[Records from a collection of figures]

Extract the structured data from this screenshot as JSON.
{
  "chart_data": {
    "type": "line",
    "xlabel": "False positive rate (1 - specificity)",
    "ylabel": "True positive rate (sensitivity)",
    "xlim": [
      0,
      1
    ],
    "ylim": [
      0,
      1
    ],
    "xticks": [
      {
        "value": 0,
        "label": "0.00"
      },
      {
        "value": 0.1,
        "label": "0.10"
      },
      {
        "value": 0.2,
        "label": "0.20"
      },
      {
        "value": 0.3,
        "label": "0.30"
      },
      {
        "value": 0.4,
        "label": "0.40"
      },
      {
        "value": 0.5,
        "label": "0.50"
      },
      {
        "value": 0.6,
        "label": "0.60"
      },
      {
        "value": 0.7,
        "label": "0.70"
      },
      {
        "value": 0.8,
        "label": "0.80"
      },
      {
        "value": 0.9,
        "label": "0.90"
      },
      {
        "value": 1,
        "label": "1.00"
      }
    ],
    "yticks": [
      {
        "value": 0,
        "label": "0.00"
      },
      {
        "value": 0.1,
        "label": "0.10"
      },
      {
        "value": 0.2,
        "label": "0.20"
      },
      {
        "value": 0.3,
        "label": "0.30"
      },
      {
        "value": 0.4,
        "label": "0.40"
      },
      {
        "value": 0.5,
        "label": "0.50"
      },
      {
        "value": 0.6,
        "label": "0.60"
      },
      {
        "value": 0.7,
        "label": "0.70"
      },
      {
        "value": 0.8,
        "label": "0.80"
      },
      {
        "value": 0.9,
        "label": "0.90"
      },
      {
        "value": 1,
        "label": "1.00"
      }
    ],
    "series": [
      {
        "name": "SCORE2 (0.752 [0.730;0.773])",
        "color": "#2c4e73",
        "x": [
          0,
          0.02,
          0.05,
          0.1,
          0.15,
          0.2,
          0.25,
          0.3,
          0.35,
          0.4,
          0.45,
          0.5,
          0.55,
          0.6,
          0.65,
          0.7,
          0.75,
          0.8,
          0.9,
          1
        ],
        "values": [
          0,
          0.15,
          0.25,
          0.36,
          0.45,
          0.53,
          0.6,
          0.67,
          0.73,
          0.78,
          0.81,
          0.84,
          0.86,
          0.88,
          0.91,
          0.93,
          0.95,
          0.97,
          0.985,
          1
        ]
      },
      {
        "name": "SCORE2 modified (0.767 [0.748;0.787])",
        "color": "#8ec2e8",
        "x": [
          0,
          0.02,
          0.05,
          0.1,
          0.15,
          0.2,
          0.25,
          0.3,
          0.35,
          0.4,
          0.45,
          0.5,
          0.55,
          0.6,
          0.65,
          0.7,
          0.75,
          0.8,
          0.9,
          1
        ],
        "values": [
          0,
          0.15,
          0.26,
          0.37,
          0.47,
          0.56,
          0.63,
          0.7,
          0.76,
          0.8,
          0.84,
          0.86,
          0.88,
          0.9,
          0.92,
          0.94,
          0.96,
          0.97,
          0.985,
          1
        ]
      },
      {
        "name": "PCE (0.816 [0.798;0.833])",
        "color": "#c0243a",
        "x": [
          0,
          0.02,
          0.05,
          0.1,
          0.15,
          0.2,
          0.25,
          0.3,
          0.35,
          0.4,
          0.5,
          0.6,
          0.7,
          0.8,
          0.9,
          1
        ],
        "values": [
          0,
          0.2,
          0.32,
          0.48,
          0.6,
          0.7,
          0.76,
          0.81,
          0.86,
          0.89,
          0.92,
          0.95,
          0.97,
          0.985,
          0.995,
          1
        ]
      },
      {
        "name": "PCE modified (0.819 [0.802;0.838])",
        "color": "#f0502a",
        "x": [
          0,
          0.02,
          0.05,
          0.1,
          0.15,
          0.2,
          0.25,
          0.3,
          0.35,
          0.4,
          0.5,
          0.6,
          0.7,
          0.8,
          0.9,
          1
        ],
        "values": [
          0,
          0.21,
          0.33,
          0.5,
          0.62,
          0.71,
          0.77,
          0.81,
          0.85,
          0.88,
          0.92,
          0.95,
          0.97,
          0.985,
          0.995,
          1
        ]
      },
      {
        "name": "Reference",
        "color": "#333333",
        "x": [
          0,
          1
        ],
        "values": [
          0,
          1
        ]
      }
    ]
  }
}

» What you are asked to do: Where a line contains "positive", copy that line.

» Result:
    "xlabel": "False positive rate (1 - specificity)",
    "ylabel": "True positive rate (sensitivity)",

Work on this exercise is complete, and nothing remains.